--- Begin EXERCISE INPUT ---

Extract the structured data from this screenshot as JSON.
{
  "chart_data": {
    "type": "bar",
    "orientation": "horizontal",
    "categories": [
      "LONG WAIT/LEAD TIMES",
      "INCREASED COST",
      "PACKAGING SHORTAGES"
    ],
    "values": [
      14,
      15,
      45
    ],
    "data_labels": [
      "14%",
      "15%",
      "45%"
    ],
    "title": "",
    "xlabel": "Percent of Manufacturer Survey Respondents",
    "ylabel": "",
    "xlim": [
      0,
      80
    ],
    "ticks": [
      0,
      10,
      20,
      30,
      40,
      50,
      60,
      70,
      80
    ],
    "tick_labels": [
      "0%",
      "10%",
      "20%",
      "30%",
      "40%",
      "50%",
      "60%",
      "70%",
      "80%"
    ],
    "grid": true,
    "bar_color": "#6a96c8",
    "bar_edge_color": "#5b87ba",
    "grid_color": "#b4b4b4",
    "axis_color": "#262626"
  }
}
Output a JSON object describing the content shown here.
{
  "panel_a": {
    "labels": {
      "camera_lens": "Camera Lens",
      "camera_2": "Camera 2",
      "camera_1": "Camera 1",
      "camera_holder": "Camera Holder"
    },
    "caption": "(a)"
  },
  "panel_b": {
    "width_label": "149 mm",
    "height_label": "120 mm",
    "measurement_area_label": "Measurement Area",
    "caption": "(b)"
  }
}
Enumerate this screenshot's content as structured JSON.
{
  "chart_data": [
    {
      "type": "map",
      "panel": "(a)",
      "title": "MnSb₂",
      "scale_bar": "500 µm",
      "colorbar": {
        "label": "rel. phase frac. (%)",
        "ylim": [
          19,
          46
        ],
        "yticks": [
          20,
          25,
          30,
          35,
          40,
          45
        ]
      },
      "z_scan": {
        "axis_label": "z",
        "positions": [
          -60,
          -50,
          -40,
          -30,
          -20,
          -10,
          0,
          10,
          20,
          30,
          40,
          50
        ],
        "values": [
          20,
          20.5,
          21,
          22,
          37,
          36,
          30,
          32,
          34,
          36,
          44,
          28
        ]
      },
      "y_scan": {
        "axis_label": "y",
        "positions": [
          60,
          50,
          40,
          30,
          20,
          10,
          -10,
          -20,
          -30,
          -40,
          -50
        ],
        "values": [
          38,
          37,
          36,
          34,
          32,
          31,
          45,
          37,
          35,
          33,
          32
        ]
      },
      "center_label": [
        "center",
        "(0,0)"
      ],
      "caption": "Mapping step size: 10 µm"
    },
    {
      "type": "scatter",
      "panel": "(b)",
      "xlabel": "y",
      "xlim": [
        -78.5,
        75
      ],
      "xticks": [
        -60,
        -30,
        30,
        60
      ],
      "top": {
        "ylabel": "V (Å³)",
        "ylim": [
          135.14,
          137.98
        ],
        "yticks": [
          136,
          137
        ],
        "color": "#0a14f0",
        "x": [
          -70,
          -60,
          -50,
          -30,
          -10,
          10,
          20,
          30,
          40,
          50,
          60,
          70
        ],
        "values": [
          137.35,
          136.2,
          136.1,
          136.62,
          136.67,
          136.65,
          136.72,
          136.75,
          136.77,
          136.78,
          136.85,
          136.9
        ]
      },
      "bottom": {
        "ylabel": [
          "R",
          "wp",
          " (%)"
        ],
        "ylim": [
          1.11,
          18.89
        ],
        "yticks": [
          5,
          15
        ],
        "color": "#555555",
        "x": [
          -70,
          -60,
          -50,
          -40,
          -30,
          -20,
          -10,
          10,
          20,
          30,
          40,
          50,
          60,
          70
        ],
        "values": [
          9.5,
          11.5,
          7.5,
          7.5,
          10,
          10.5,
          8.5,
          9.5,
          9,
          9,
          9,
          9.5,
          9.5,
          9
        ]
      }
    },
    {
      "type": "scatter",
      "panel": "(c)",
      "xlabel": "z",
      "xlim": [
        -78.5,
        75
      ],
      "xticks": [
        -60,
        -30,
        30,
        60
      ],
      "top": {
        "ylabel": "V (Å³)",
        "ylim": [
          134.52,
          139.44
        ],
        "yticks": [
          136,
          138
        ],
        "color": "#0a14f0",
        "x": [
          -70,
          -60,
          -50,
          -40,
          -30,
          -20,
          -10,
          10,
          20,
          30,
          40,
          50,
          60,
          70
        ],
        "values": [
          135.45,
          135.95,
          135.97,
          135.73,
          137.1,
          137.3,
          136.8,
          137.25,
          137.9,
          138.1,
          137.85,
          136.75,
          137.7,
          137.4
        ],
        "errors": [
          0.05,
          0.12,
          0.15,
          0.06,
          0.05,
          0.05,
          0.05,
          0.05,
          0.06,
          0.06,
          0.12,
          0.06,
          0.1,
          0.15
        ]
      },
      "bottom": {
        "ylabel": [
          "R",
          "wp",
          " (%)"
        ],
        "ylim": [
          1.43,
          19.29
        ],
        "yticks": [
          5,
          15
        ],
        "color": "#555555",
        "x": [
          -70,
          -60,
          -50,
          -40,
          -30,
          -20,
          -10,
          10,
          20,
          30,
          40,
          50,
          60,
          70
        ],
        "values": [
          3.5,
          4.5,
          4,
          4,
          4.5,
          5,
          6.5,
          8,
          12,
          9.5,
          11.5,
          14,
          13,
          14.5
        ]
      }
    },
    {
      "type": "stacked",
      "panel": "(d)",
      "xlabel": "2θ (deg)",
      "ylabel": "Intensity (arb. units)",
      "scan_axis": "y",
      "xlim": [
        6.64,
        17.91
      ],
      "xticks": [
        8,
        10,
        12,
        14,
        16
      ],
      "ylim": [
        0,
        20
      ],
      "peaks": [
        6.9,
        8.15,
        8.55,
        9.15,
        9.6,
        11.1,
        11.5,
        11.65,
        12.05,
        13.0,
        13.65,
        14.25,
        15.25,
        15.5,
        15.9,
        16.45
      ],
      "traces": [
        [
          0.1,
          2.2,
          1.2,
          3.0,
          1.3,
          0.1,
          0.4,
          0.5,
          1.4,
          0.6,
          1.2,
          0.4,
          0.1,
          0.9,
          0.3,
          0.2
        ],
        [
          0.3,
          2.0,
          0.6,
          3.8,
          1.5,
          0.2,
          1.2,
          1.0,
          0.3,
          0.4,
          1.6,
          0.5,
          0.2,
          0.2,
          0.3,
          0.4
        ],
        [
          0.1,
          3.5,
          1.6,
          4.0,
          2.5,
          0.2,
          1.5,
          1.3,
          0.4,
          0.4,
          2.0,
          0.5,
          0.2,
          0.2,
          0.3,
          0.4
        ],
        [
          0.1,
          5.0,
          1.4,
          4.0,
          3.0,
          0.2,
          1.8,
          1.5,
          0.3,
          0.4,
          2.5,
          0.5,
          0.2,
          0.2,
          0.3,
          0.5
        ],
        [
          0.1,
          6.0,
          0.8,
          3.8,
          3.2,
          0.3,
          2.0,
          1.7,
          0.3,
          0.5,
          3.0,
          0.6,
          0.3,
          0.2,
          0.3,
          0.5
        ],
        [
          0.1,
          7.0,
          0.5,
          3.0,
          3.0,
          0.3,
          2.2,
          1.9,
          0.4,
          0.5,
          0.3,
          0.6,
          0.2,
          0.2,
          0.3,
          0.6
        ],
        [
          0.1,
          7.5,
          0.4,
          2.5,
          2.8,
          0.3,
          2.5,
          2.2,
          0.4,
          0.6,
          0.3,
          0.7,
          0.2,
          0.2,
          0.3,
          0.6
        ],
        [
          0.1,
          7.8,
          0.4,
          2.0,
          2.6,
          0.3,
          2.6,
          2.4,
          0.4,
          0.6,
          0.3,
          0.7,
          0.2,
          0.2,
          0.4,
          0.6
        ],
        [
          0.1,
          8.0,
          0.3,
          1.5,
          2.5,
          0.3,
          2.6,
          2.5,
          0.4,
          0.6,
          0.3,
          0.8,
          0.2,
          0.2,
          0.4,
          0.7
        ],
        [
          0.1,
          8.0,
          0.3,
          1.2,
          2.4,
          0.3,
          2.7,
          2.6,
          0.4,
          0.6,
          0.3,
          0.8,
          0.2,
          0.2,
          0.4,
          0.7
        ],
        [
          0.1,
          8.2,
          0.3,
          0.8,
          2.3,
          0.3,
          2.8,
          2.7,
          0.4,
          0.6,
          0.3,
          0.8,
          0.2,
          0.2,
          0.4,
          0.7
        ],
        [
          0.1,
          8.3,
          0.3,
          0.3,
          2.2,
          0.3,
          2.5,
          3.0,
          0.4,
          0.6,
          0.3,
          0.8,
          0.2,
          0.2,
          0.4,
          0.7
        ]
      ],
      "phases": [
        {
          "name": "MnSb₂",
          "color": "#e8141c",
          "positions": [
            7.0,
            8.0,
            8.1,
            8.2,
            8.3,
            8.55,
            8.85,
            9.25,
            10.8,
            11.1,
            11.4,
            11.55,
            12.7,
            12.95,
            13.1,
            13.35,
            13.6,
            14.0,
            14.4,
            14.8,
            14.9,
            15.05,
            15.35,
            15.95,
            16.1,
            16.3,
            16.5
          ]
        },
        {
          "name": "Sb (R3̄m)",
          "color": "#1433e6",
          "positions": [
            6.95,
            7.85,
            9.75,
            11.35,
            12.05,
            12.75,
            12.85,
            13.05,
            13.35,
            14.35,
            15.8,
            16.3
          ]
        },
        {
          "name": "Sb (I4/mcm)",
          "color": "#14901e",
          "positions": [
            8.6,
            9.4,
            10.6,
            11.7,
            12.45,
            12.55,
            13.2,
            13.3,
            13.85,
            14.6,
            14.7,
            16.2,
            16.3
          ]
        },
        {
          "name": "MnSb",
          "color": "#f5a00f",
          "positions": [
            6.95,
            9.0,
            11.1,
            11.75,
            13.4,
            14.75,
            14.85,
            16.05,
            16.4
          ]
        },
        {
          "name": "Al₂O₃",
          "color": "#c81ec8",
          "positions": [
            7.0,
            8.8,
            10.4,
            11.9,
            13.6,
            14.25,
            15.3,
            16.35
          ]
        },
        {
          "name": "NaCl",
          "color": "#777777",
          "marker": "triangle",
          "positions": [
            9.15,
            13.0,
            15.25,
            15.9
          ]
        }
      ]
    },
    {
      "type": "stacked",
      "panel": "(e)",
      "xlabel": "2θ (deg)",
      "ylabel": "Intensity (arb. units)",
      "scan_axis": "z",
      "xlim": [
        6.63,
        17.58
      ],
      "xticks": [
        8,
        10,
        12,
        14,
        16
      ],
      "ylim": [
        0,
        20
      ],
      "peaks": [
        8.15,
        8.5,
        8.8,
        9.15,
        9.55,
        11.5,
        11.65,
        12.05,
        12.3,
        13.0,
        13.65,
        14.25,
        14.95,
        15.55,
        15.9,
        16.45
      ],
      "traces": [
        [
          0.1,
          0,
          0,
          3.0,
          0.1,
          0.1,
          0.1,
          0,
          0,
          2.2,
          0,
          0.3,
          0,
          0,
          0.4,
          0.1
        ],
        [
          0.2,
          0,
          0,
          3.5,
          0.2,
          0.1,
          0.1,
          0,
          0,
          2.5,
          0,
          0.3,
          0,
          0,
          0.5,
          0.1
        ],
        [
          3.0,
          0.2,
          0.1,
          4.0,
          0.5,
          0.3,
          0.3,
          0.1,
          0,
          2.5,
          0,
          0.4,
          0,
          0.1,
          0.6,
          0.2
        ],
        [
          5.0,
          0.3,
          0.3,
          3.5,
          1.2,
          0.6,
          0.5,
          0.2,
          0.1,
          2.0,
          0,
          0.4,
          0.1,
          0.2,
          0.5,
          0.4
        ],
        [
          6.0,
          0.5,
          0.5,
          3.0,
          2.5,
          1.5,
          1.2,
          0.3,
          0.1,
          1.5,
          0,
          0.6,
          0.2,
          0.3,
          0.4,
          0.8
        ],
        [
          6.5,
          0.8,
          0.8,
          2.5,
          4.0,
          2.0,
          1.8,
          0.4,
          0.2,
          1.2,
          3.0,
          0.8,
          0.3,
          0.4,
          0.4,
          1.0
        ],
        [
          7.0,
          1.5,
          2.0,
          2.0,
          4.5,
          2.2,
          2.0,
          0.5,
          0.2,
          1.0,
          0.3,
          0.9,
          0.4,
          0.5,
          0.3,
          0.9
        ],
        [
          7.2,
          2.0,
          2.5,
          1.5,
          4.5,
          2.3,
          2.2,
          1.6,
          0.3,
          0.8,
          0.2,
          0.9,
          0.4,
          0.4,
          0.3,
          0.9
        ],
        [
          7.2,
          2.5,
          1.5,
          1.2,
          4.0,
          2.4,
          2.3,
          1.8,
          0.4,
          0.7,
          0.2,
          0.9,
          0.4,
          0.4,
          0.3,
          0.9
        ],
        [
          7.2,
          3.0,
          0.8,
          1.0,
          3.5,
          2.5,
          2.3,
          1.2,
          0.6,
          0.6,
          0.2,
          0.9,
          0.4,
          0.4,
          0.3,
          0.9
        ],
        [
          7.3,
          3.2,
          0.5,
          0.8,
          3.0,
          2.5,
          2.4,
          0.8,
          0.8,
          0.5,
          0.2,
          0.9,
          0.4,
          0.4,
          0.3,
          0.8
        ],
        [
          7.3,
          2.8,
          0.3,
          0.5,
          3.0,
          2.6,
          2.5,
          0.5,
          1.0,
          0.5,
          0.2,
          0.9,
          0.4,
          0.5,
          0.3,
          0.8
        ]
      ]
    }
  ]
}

--- End EXERCISE INPUT ---

◆ **PROBLEM DETAILS**:
Above are records; say how many of their lines contain the word "xlabel", giving only the number.

◆ **PROBLEM SOLUTION**:
5